Work to complete: Show every line of the records below that contains the word "бутылок".

Entries supplied:
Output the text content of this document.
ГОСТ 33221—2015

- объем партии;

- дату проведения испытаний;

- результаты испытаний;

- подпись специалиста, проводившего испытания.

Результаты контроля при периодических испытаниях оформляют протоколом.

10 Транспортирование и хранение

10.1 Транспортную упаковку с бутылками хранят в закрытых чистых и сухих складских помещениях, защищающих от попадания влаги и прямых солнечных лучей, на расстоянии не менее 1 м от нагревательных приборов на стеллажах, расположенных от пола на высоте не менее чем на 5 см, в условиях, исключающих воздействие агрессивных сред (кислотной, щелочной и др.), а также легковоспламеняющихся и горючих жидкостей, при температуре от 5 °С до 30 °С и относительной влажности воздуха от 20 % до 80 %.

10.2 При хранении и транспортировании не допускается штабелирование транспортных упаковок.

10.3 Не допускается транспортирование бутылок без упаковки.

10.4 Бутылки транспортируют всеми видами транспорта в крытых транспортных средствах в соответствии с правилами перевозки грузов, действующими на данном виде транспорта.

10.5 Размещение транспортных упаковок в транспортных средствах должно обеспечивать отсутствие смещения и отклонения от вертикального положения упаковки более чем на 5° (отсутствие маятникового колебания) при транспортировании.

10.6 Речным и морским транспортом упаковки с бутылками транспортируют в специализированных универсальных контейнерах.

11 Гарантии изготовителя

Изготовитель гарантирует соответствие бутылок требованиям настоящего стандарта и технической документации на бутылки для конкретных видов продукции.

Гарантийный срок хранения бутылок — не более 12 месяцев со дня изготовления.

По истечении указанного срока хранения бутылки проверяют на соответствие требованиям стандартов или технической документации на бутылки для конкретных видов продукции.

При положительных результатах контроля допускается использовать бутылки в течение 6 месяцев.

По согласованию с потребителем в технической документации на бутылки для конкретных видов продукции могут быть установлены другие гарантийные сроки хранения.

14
---
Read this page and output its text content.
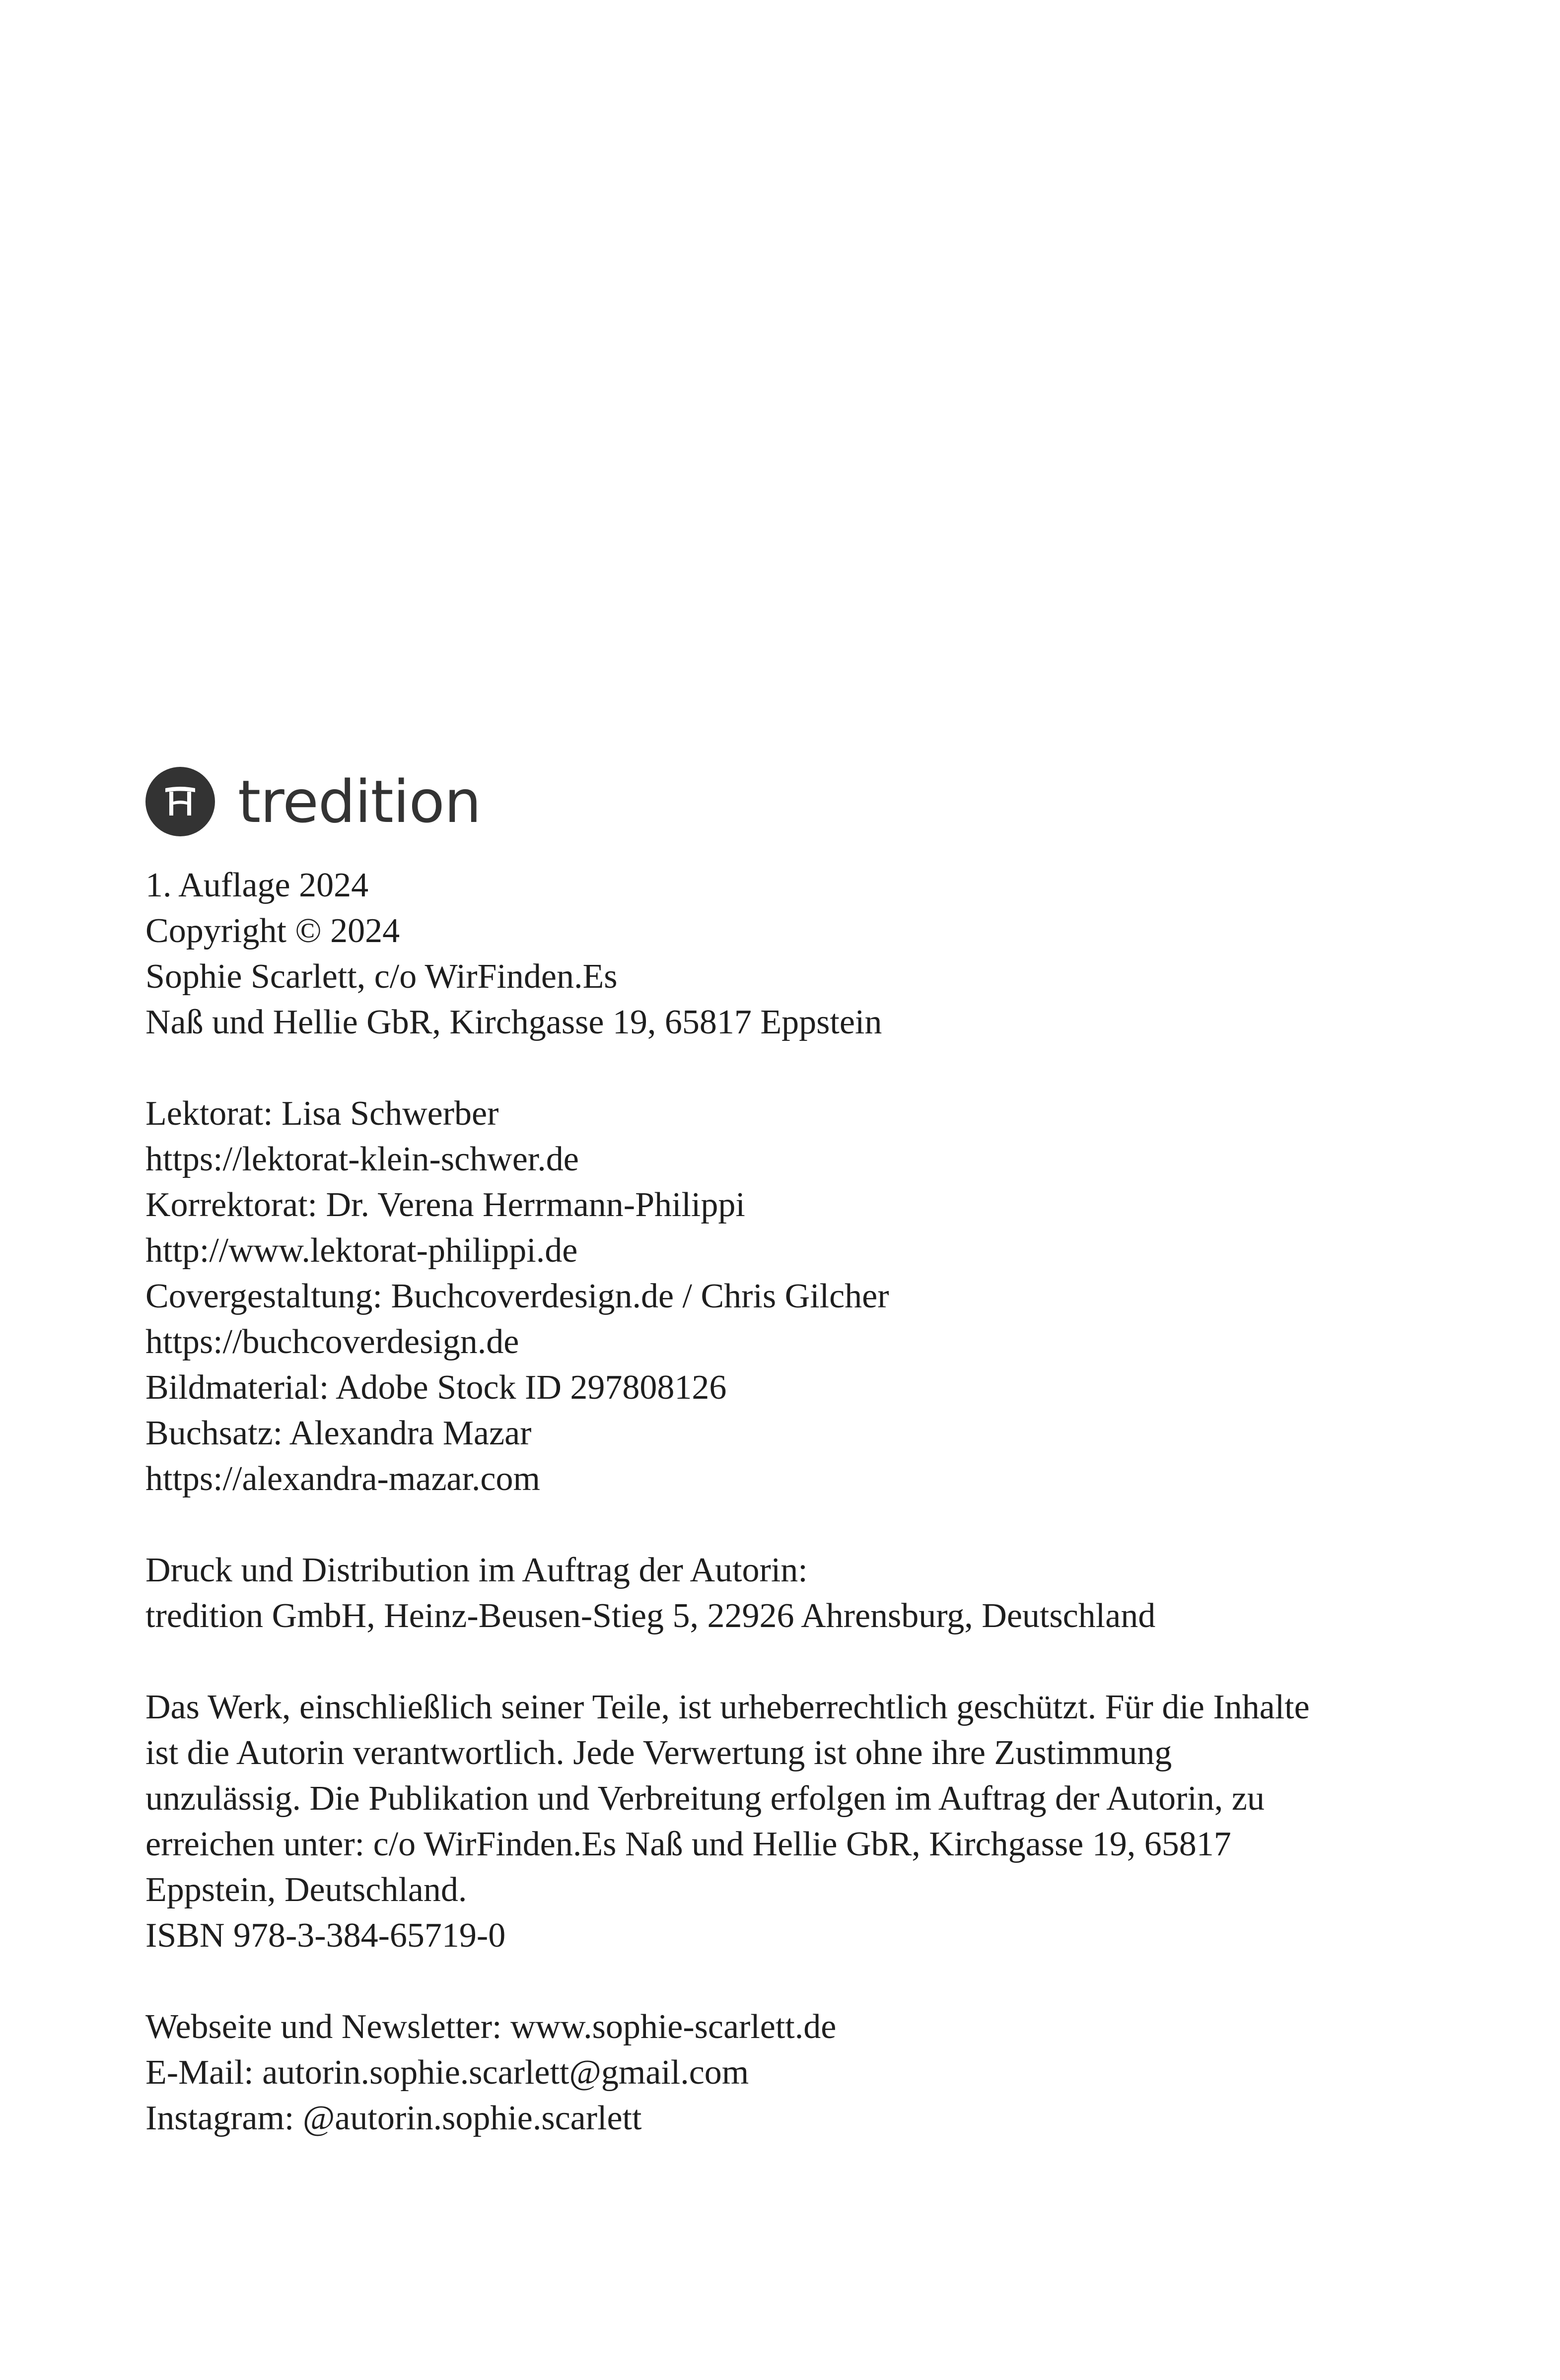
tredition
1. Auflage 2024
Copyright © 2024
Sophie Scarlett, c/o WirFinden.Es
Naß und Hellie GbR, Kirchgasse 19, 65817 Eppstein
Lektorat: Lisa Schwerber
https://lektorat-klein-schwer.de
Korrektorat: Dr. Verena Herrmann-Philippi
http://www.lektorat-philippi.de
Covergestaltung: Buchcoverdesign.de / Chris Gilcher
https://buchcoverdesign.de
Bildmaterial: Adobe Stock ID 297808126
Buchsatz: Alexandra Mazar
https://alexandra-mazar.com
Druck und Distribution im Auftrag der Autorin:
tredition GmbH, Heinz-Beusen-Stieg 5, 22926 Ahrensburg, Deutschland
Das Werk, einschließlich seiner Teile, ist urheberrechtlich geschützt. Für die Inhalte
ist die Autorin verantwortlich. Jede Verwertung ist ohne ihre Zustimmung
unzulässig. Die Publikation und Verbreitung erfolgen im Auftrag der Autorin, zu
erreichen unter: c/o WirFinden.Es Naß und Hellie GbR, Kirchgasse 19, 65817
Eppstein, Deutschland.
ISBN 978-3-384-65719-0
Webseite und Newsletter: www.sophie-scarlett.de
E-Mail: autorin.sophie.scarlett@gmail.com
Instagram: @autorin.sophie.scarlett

Task output:
10.3 Не допускается транспортирование бутылок без упаковки.
Изготовитель гарантирует соответствие бутылок требованиям настоящего стандарта и технической документации на бутылки для конкретных видов продукции.
Гарантийный срок хранения бутылок — не более 12 месяцев со дня изготовления.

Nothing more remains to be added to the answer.